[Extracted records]

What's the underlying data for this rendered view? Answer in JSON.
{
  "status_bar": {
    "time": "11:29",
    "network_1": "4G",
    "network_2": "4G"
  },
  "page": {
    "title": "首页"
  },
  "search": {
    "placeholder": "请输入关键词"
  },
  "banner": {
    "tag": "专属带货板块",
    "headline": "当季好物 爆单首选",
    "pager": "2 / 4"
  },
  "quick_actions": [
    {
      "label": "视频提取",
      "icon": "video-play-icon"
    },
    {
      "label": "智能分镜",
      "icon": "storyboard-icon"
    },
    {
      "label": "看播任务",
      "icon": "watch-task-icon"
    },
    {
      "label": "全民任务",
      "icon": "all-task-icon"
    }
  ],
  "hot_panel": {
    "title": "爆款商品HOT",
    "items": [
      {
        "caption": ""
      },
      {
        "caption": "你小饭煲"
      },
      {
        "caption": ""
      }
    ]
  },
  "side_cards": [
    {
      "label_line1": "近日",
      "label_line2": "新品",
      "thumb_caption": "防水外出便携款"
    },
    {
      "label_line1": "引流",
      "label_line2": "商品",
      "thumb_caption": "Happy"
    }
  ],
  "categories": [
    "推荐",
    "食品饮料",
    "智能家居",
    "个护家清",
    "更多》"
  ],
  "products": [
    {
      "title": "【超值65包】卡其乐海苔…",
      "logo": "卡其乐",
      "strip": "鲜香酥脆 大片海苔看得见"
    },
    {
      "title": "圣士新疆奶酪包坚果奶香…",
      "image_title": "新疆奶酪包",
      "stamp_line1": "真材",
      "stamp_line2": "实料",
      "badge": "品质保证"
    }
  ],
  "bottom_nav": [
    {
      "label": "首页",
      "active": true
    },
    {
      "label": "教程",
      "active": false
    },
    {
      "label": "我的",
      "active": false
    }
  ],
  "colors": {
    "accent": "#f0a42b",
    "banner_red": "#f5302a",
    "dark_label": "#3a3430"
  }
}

▶ **TASK REQUIREMENTS**: Reproduce each record shown above without altering a single word.

▶ **REPLY TO THE TASK**:
What's the underlying data for this rendered view? Answer in JSON.
{
  "status_bar": {
    "time": "11:29",
    "network_1": "4G",
    "network_2": "4G"
  },
  "page": {
    "title": "首页"
  },
  "search": {
    "placeholder": "请输入关键词"
  },
  "banner": {
    "tag": "专属带货板块",
    "headline": "当季好物 爆单首选",
    "pager": "2 / 4"
  },
  "quick_actions": [
    {
      "label": "视频提取",
      "icon": "video-play-icon"
    },
    {
      "label": "智能分镜",
      "icon": "storyboard-icon"
    },
    {
      "label": "看播任务",
      "icon": "watch-task-icon"
    },
    {
      "label": "全民任务",
      "icon": "all-task-icon"
    }
  ],
  "hot_panel": {
    "title": "爆款商品HOT",
    "items": [
      {
        "caption": ""
      },
      {
        "caption": "你小饭煲"
      },
      {
        "caption": ""
      }
    ]
  },
  "side_cards": [
    {
      "label_line1": "近日",
      "label_line2": "新品",
      "thumb_caption": "防水外出便携款"
    },
    {
      "label_line1": "引流",
      "label_line2": "商品",
      "thumb_caption": "Happy"
    }
  ],
  "categories": [
    "推荐",
    "食品饮料",
    "智能家居",
    "个护家清",
    "更多》"
  ],
  "products": [
    {
      "title": "【超值65包】卡其乐海苔…",
      "logo": "卡其乐",
      "strip": "鲜香酥脆 大片海苔看得见"
    },
    {
      "title": "圣士新疆奶酪包坚果奶香…",
      "image_title": "新疆奶酪包",
      "stamp_line1": "真材",
      "stamp_line2": "实料",
      "badge": "品质保证"
    }
  ],
  "bottom_nav": [
    {
      "label": "首页",
      "active": true
    },
    {
      "label": "教程",
      "active": false
    },
    {
      "label": "我的",
      "active": false
    }
  ],
  "colors": {
    "accent": "#f0a42b",
    "banner_red": "#f5302a",
    "dark_label": "#3a3430"
  }
}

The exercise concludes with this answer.